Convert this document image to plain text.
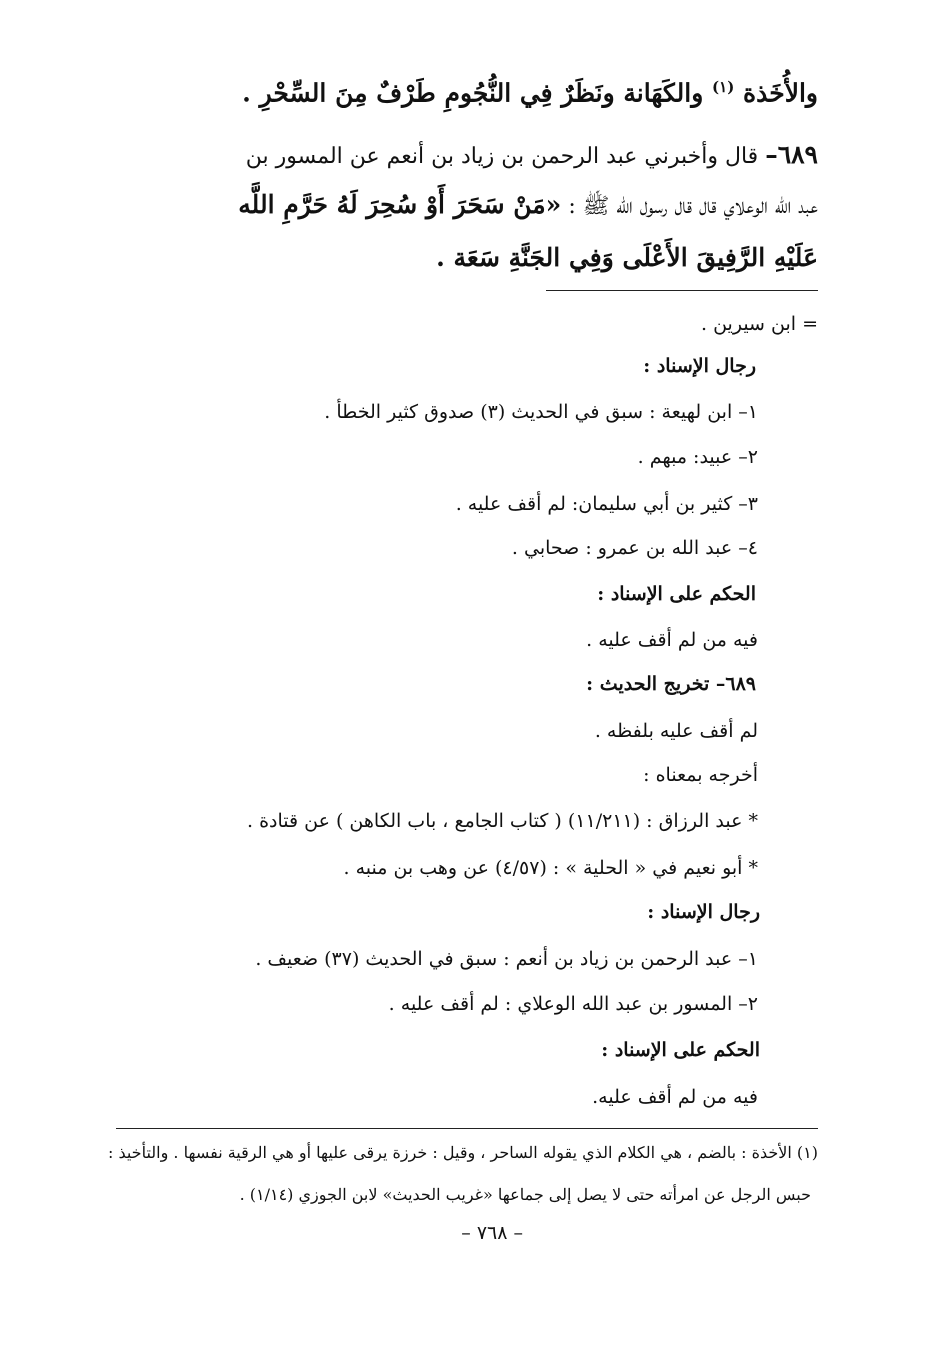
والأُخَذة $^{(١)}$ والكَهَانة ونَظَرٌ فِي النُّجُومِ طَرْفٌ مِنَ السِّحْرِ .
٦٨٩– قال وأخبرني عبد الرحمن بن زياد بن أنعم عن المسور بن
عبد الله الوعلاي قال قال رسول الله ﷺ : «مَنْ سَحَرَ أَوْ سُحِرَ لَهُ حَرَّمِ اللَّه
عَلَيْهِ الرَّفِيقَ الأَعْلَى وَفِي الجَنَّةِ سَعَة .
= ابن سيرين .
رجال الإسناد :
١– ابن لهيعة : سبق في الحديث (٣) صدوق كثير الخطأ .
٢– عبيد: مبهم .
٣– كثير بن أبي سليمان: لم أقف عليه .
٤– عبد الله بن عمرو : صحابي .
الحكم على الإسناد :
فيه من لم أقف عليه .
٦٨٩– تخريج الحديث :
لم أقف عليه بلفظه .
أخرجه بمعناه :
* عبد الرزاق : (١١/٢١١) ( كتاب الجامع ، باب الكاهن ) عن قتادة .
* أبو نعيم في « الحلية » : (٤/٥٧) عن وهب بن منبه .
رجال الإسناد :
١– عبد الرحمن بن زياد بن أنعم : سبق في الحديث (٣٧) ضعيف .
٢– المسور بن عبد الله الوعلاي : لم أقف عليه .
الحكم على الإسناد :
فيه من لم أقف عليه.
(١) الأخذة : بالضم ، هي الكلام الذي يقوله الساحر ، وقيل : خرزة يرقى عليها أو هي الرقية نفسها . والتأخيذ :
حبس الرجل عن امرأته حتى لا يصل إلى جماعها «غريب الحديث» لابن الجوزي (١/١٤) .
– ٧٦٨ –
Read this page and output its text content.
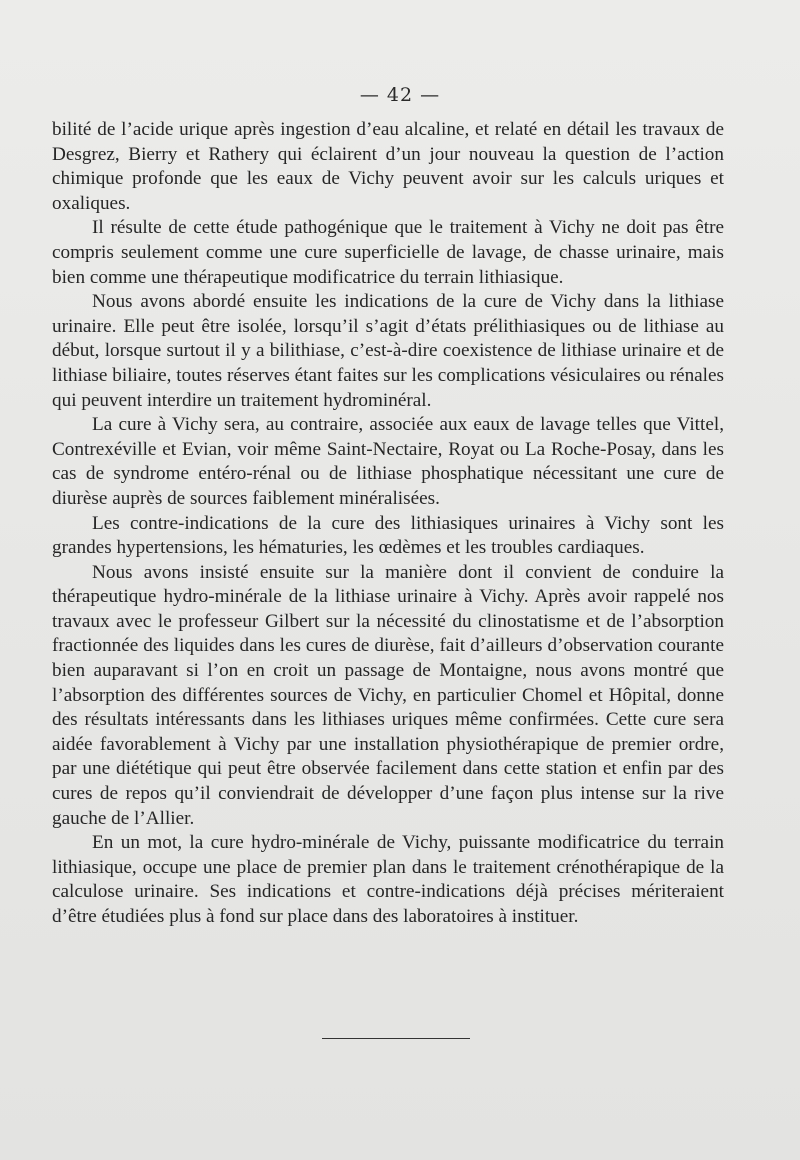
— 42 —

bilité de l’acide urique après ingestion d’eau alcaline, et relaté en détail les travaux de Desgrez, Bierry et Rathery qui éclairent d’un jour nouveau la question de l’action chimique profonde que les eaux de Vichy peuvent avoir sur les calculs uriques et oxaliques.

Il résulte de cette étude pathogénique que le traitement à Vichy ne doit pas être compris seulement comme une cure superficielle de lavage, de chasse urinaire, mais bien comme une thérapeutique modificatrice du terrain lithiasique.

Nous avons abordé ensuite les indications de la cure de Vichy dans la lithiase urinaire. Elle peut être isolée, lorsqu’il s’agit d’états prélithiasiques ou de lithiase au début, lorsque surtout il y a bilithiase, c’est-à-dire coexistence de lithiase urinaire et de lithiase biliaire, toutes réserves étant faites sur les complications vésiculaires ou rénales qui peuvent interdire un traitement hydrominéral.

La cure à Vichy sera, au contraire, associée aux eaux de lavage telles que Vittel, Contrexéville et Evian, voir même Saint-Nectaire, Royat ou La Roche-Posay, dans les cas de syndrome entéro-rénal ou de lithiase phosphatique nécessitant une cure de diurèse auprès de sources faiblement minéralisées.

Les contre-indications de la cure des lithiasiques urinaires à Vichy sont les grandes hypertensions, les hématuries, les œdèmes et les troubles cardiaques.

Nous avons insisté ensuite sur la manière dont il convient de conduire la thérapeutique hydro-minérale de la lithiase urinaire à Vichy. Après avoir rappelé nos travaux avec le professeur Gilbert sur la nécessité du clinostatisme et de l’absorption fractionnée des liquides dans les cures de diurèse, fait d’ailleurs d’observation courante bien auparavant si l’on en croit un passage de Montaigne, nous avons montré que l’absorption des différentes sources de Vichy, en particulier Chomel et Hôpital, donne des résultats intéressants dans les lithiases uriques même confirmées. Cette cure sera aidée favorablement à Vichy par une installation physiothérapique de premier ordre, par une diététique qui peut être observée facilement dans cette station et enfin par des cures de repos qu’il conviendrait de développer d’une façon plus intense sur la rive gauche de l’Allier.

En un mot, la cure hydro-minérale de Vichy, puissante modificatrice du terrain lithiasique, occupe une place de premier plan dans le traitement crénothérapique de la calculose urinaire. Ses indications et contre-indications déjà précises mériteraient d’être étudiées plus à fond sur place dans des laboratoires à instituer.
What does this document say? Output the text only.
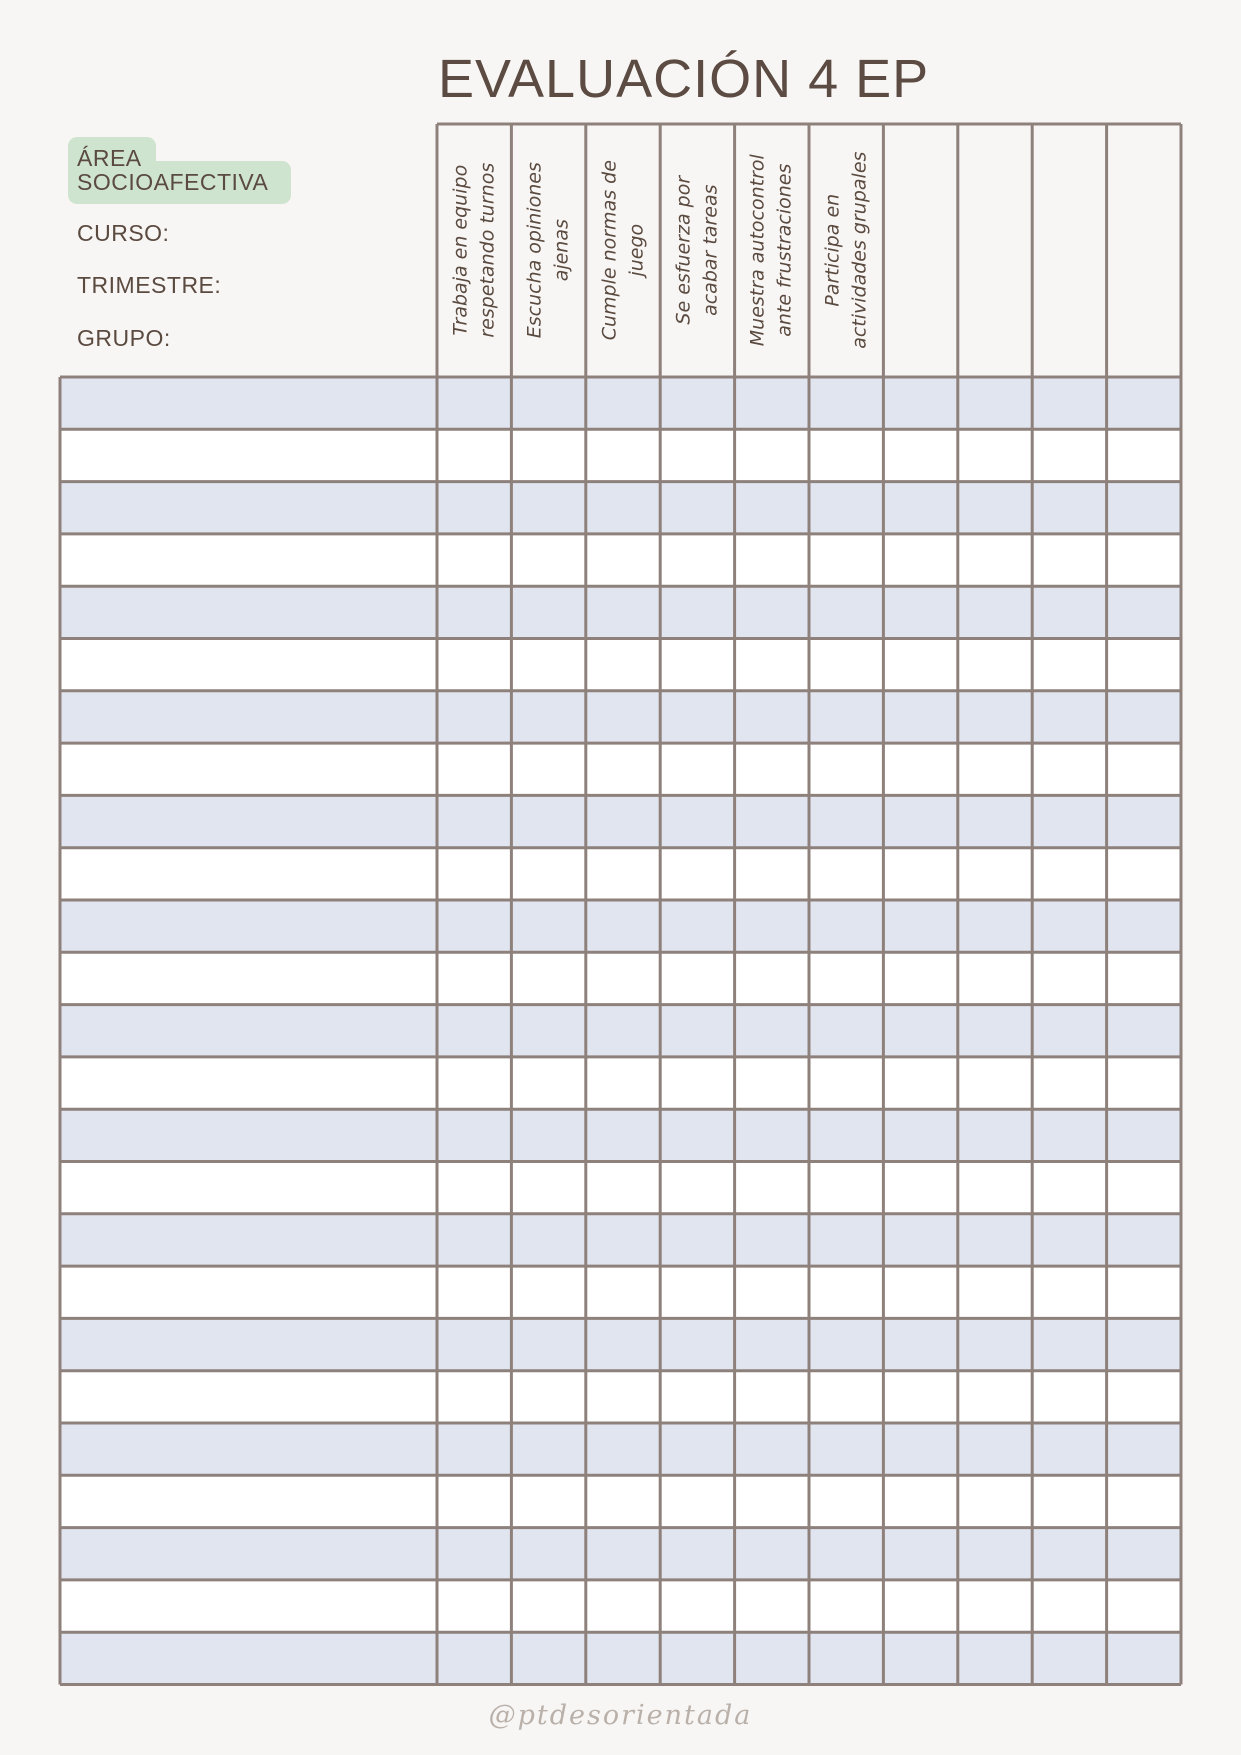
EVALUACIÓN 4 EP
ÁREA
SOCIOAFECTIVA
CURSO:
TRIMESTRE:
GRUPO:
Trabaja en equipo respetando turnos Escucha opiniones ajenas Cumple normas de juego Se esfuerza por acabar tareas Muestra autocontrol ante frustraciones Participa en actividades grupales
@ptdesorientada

......

■ Given task
Set down every entry word for word, but omit the pictures.

■ Solution to the exercise
Convert this document image to plain text.
والأُخَذة $^{(١)}$ والكَهَانة ونَظَرٌ فِي النُّجُومِ طَرْفٌ مِنَ السِّحْرِ .
٦٨٩– قال وأخبرني عبد الرحمن بن زياد بن أنعم عن المسور بن
عبد الله الوعلاي قال قال رسول الله ﷺ : «مَنْ سَحَرَ أَوْ سُحِرَ لَهُ حَرَّمِ اللَّه
عَلَيْهِ الرَّفِيقَ الأَعْلَى وَفِي الجَنَّةِ سَعَة .
= ابن سيرين .
رجال الإسناد :
١– ابن لهيعة : سبق في الحديث (٣) صدوق كثير الخطأ .
٢– عبيد: مبهم .
٣– كثير بن أبي سليمان: لم أقف عليه .
٤– عبد الله بن عمرو : صحابي .
الحكم على الإسناد :
فيه من لم أقف عليه .
٦٨٩– تخريج الحديث :
لم أقف عليه بلفظه .
أخرجه بمعناه :
* عبد الرزاق : (١١/٢١١) ( كتاب الجامع ، باب الكاهن ) عن قتادة .
* أبو نعيم في « الحلية » : (٤/٥٧) عن وهب بن منبه .
رجال الإسناد :
١– عبد الرحمن بن زياد بن أنعم : سبق في الحديث (٣٧) ضعيف .
٢– المسور بن عبد الله الوعلاي : لم أقف عليه .
الحكم على الإسناد :
فيه من لم أقف عليه.
(١) الأخذة : بالضم ، هي الكلام الذي يقوله الساحر ، وقيل : خرزة يرقى عليها أو هي الرقية نفسها . والتأخيذ :
حبس الرجل عن امرأته حتى لا يصل إلى جماعها «غريب الحديث» لابن الجوزي (١/١٤) .
– ٧٦٨ –
Read this page and output its text content.
— 42 —

bilité de l’acide urique après ingestion d’eau alcaline, et relaté en détail les travaux de Desgrez, Bierry et Rathery qui éclairent d’un jour nouveau la question de l’action chimique profonde que les eaux de Vichy peuvent avoir sur les calculs uriques et oxaliques.

Il résulte de cette étude pathogénique que le traitement à Vichy ne doit pas être compris seulement comme une cure superficielle de lavage, de chasse urinaire, mais bien comme une thérapeutique modificatrice du terrain lithiasique.

Nous avons abordé ensuite les indications de la cure de Vichy dans la lithiase urinaire. Elle peut être isolée, lorsqu’il s’agit d’états prélithiasiques ou de lithiase au début, lorsque surtout il y a bilithiase, c’est-à-dire coexistence de lithiase urinaire et de lithiase biliaire, toutes réserves étant faites sur les complications vésiculaires ou rénales qui peuvent interdire un traitement hydrominéral.

La cure à Vichy sera, au contraire, associée aux eaux de lavage telles que Vittel, Contrexéville et Evian, voir même Saint-Nectaire, Royat ou La Roche-Posay, dans les cas de syndrome entéro-rénal ou de lithiase phosphatique nécessitant une cure de diurèse auprès de sources faiblement minéralisées.

Les contre-indications de la cure des lithiasiques urinaires à Vichy sont les grandes hypertensions, les hématuries, les œdèmes et les troubles cardiaques.

Nous avons insisté ensuite sur la manière dont il convient de conduire la thérapeutique hydro-minérale de la lithiase urinaire à Vichy. Après avoir rappelé nos travaux avec le professeur Gilbert sur la nécessité du clinostatisme et de l’absorption fractionnée des liquides dans les cures de diurèse, fait d’ailleurs d’observation courante bien auparavant si l’on en croit un passage de Montaigne, nous avons montré que l’absorption des différentes sources de Vichy, en particulier Chomel et Hôpital, donne des résultats intéressants dans les lithiases uriques même confirmées. Cette cure sera aidée favorablement à Vichy par une installation physiothérapique de premier ordre, par une diététique qui peut être observée facilement dans cette station et enfin par des cures de repos qu’il conviendrait de développer d’une façon plus intense sur la rive gauche de l’Allier.

En un mot, la cure hydro-minérale de Vichy, puissante modificatrice du terrain lithiasique, occupe une place de premier plan dans le traitement crénothérapique de la calculose urinaire. Ses indications et contre-indications déjà précises mériteraient d’être étudiées plus à fond sur place dans des laboratoires à instituer.
What does this document say? Output the text only.
EVALUACIÓN 4 EP
ÁREA
SOCIOAFECTIVA
CURSO:
TRIMESTRE:
GRUPO:
Trabaja en equipo respetando turnos Escucha opiniones ajenas Cumple normas de juego Se esfuerza por acabar tareas Muestra autocontrol ante frustraciones Participa en actividades grupales
@ptdesorientada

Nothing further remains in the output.